**Items from a dataset:**
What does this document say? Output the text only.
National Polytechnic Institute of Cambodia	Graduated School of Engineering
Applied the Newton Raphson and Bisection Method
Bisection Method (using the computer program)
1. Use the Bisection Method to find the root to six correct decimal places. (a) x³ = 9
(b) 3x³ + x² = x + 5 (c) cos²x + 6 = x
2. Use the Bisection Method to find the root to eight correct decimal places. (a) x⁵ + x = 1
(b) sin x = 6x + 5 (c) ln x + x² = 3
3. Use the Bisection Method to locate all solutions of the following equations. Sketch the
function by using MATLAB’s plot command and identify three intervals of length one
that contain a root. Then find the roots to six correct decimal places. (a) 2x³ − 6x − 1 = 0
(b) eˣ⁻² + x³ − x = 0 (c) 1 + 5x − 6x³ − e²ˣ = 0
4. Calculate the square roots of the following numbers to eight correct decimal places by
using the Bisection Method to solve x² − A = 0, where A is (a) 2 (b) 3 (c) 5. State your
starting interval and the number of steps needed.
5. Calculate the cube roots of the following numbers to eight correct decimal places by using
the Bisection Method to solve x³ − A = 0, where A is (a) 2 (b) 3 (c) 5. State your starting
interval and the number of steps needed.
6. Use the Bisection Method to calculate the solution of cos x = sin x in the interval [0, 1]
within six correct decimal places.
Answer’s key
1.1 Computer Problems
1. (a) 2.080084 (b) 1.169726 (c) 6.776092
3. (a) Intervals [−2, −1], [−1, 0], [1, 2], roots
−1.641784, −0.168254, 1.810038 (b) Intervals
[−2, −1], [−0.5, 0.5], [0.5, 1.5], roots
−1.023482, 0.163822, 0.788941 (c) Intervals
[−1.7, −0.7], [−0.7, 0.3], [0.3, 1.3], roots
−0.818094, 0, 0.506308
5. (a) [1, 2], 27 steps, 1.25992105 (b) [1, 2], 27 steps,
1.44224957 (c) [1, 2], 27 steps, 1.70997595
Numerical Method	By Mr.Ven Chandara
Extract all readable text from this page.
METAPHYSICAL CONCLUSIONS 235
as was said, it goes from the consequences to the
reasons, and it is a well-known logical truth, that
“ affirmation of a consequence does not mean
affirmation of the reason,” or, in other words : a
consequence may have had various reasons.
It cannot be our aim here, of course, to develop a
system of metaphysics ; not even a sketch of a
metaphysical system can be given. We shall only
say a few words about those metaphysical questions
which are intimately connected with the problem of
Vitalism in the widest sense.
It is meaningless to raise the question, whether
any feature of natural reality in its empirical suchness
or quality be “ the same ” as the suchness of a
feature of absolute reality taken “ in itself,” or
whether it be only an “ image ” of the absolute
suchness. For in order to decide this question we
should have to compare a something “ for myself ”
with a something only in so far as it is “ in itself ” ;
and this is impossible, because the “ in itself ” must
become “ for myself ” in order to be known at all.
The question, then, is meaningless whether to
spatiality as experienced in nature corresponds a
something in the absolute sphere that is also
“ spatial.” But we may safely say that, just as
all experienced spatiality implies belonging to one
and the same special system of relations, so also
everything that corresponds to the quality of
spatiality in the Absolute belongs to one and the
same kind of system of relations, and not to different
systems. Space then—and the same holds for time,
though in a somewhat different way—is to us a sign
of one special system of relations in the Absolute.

**Exercise details:**
In the listing, find every line containing the word "feature" and list it.

**Result:**
any feature of natural reality in its empirical suchness
feature of absolute reality taken “ in itself,” or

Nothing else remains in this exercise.